--- Start of Exercise inputs ---
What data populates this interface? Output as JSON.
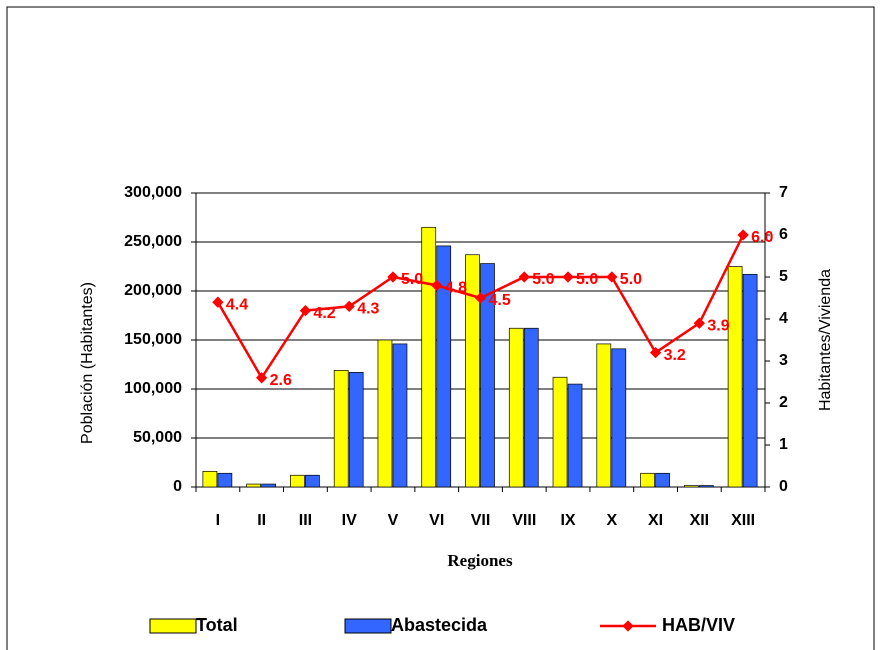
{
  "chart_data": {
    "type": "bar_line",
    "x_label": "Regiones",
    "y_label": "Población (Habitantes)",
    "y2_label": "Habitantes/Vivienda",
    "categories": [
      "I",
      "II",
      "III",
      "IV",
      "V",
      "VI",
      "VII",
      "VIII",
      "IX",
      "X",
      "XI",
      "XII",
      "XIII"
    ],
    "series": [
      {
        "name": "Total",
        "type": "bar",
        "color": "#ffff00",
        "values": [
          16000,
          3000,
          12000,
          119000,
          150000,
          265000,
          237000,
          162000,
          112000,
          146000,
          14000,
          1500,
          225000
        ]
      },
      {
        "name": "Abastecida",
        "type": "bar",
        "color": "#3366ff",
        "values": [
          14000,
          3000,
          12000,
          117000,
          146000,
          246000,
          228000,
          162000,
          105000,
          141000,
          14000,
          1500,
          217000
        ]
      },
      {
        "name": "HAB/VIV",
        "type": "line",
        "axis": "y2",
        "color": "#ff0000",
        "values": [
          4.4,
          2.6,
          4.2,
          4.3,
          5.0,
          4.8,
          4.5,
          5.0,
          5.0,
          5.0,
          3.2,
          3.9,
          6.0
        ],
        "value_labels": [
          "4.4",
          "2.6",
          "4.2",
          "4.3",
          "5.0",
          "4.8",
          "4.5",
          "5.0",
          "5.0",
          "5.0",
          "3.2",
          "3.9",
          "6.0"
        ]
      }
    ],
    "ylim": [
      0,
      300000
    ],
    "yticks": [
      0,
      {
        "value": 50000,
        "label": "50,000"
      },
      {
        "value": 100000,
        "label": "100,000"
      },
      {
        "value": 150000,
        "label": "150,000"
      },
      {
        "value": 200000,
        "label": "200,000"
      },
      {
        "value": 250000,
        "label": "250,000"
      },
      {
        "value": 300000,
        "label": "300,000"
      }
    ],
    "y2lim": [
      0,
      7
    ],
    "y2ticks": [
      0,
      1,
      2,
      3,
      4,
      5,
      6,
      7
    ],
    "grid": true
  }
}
--- End of Exercise inputs ---
--- Start of Exercise inputs ---
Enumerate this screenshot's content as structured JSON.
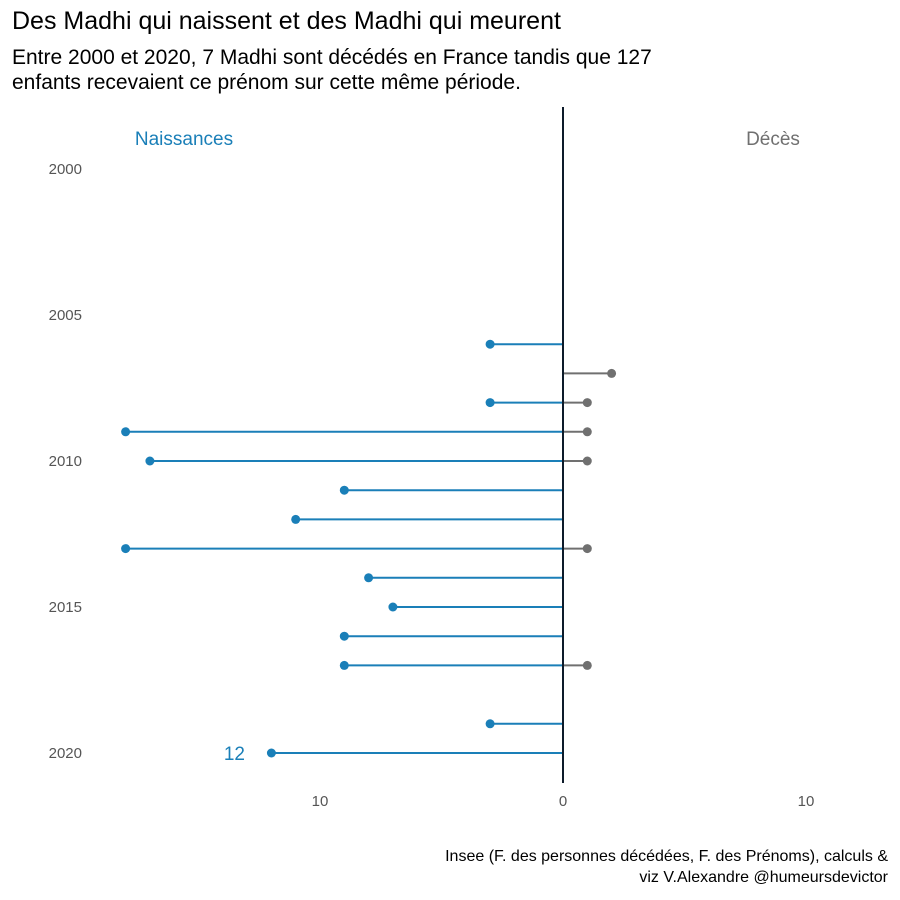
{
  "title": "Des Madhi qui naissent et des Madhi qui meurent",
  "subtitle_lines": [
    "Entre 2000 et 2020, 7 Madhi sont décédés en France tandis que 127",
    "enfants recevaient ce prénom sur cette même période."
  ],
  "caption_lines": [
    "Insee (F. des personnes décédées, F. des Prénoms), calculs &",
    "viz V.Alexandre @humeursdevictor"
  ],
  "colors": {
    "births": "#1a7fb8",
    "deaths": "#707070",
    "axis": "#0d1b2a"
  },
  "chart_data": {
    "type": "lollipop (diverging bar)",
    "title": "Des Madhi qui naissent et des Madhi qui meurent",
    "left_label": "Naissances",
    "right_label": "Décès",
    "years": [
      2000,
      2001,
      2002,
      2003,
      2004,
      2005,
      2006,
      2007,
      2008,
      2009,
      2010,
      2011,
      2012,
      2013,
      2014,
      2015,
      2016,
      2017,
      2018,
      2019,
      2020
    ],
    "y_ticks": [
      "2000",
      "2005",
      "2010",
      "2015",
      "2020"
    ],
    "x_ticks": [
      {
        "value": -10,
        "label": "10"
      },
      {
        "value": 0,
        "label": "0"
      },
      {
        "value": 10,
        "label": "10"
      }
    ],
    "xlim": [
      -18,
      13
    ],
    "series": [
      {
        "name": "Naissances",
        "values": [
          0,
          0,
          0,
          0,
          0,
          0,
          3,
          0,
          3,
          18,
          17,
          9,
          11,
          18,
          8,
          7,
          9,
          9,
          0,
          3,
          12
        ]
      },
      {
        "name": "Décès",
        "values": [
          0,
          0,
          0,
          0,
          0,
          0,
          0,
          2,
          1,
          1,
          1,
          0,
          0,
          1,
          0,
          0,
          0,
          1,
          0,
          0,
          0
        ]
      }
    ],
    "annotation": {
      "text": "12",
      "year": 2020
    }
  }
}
--- End of Exercise inputs ---
Make a list of all lines in the data that contain "Madhi".

  "title": "Des Madhi qui naissent et des Madhi qui meurent",
    "Entre 2000 et 2020, 7 Madhi sont décédés en France tandis que 127",
    "title": "Des Madhi qui naissent et des Madhi qui meurent",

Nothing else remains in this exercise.